WHAT NEEDS TO BE DONE
Nothing but the lines from the line with "Type out the text in this image." through the end of the data is to be copied, and each is to be copied exactly.

** begin **

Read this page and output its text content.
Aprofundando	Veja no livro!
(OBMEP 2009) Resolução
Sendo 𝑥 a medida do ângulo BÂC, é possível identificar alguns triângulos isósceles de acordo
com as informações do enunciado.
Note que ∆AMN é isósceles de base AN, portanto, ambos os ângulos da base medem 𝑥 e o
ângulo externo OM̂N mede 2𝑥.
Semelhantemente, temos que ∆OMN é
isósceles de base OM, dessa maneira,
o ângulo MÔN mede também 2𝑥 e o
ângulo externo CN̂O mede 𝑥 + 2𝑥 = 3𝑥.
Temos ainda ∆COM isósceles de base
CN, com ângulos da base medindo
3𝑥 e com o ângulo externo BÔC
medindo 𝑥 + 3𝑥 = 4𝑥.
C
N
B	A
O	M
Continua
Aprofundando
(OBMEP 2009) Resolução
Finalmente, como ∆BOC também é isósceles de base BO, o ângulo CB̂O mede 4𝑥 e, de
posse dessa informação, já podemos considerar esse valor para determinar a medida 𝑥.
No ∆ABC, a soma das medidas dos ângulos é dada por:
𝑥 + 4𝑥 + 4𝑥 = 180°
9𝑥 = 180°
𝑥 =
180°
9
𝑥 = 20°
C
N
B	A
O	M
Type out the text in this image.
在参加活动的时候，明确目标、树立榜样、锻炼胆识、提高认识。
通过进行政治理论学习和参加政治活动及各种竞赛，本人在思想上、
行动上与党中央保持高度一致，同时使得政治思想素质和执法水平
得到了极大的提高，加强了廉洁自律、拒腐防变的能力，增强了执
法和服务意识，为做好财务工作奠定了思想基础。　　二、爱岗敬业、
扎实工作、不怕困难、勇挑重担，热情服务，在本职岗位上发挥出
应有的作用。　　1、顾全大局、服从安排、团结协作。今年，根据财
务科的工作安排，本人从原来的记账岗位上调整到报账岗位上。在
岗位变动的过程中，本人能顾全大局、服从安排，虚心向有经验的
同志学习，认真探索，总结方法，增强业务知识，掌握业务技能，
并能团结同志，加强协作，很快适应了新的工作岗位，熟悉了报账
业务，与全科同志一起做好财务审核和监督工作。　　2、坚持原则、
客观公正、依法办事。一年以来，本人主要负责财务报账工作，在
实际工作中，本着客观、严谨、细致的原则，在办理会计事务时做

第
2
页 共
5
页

** end **

THE REPLY
Type out the text in this image.
在参加活动的时候，明确目标、树立榜样、锻炼胆识、提高认识。
通过进行政治理论学习和参加政治活动及各种竞赛，本人在思想上、
行动上与党中央保持高度一致，同时使得政治思想素质和执法水平
得到了极大的提高，加强了廉洁自律、拒腐防变的能力，增强了执
法和服务意识，为做好财务工作奠定了思想基础。　　二、爱岗敬业、
扎实工作、不怕困难、勇挑重担，热情服务，在本职岗位上发挥出
应有的作用。　　1、顾全大局、服从安排、团结协作。今年，根据财
务科的工作安排，本人从原来的记账岗位上调整到报账岗位上。在
岗位变动的过程中，本人能顾全大局、服从安排，虚心向有经验的
同志学习，认真探索，总结方法，增强业务知识，掌握业务技能，
并能团结同志，加强协作，很快适应了新的工作岗位，熟悉了报账
业务，与全科同志一起做好财务审核和监督工作。　　2、坚持原则、
客观公正、依法办事。一年以来，本人主要负责财务报账工作，在
实际工作中，本着客观、严谨、细致的原则，在办理会计事务时做

第
2
页 共
5
页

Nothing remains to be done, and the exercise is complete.